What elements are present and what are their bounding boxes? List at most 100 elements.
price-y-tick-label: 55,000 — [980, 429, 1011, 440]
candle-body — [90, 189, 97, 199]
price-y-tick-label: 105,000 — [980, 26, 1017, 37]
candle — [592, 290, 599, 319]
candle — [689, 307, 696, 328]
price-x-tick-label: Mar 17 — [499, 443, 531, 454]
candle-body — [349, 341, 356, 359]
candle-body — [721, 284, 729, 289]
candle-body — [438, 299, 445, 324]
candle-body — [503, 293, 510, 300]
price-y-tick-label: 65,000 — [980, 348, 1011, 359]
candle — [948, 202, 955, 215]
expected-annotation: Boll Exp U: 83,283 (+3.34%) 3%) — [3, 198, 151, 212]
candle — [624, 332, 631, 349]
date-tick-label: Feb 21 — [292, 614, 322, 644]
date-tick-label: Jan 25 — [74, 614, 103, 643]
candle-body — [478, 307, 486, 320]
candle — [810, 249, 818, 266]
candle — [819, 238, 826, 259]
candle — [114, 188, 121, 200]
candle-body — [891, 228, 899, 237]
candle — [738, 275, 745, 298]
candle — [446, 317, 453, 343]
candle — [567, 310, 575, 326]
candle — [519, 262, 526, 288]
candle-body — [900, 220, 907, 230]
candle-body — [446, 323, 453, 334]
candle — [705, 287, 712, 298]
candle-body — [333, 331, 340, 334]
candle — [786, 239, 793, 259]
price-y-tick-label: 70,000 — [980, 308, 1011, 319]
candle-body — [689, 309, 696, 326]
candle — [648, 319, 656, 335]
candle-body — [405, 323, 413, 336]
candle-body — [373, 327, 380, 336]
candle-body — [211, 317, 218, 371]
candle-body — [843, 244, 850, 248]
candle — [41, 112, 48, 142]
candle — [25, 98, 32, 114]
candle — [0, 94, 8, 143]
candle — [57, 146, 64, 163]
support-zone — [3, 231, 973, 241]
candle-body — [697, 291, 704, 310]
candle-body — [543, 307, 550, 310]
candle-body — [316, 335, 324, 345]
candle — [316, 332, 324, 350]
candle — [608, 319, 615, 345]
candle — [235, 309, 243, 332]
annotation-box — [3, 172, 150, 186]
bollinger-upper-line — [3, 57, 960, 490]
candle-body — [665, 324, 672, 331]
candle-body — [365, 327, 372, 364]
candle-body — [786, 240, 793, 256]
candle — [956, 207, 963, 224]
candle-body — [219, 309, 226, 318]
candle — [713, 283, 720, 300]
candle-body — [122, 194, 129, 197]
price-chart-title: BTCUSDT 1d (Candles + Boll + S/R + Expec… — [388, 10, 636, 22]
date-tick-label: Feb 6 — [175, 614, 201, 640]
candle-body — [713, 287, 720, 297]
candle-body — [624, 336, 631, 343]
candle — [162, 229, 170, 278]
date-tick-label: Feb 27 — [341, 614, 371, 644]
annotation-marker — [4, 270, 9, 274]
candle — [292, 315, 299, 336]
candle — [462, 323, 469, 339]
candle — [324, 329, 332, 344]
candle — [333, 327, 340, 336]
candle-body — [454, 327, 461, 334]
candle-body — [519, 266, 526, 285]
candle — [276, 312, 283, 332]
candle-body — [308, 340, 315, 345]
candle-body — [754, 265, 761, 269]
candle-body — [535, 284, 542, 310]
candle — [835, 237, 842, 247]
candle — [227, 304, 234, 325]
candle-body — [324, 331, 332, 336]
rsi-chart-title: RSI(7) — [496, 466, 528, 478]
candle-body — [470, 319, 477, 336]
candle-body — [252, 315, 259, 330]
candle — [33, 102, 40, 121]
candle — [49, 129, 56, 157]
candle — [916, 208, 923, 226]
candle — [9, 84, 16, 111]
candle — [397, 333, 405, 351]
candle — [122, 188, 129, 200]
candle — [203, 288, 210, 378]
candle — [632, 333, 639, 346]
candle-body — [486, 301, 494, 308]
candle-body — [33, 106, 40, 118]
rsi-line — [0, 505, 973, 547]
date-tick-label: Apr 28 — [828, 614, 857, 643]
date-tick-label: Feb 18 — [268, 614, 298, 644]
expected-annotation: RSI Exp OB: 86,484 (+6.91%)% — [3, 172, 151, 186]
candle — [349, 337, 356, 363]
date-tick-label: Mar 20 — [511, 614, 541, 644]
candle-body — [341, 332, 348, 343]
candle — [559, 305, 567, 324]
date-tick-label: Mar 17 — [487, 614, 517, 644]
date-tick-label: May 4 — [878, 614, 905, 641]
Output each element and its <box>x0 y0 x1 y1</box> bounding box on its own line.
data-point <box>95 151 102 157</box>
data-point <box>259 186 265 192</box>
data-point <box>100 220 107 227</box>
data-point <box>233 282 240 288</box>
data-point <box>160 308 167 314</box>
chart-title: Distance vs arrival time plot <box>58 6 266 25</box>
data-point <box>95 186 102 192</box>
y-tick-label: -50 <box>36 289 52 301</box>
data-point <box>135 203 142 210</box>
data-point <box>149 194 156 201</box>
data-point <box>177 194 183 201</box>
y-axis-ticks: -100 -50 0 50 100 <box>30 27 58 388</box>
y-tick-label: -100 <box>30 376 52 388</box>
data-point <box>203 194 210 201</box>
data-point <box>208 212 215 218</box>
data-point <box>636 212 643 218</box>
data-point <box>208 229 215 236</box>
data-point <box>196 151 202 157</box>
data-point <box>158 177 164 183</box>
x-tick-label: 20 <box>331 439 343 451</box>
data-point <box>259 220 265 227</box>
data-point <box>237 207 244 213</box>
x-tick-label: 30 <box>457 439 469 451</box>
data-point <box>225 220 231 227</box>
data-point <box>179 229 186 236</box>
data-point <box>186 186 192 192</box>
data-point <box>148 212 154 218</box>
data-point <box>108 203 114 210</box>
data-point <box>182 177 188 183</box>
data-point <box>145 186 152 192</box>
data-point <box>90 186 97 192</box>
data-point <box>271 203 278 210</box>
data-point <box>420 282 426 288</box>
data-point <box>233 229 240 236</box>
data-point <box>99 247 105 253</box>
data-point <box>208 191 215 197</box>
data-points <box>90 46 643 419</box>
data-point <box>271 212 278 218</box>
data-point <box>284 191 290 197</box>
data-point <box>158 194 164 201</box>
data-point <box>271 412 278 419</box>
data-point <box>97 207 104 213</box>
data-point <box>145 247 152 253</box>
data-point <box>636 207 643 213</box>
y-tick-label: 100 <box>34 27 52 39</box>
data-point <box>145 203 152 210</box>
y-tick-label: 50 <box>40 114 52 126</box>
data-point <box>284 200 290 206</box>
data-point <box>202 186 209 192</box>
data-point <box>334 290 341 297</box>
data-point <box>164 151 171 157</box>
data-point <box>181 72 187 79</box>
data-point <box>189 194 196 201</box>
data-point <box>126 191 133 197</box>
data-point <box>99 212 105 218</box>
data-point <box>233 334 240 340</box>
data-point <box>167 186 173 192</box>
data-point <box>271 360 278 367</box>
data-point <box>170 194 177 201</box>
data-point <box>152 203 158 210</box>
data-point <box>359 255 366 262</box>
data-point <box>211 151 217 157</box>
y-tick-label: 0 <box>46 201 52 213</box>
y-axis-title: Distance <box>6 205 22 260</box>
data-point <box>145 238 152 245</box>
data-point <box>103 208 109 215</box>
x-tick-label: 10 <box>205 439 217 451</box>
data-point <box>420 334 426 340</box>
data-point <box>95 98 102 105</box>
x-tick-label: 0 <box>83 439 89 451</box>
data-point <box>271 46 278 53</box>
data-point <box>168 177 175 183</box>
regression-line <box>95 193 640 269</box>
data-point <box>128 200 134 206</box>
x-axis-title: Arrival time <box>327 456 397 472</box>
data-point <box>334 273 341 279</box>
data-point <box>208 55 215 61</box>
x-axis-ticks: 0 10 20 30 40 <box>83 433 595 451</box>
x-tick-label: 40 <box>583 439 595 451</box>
----
[Aim]: Please return, with no changes, every line from the start of the material up to and including the line containing "candle — [810, 249, 818, 266]".

[Result of this exercise]:
What elements are present and what are their bounding boxes? List at most 100 elements.
price-y-tick-label: 55,000 — [980, 429, 1011, 440]
candle-body — [90, 189, 97, 199]
price-y-tick-label: 105,000 — [980, 26, 1017, 37]
candle — [592, 290, 599, 319]
candle — [689, 307, 696, 328]
price-x-tick-label: Mar 17 — [499, 443, 531, 454]
candle-body — [349, 341, 356, 359]
candle-body — [721, 284, 729, 289]
candle-body — [438, 299, 445, 324]
candle-body — [503, 293, 510, 300]
price-y-tick-label: 65,000 — [980, 348, 1011, 359]
candle — [948, 202, 955, 215]
expected-annotation: Boll Exp U: 83,283 (+3.34%) 3%) — [3, 198, 151, 212]
candle — [624, 332, 631, 349]
date-tick-label: Feb 21 — [292, 614, 322, 644]
date-tick-label: Jan 25 — [74, 614, 103, 643]
candle-body — [478, 307, 486, 320]
candle — [810, 249, 818, 266]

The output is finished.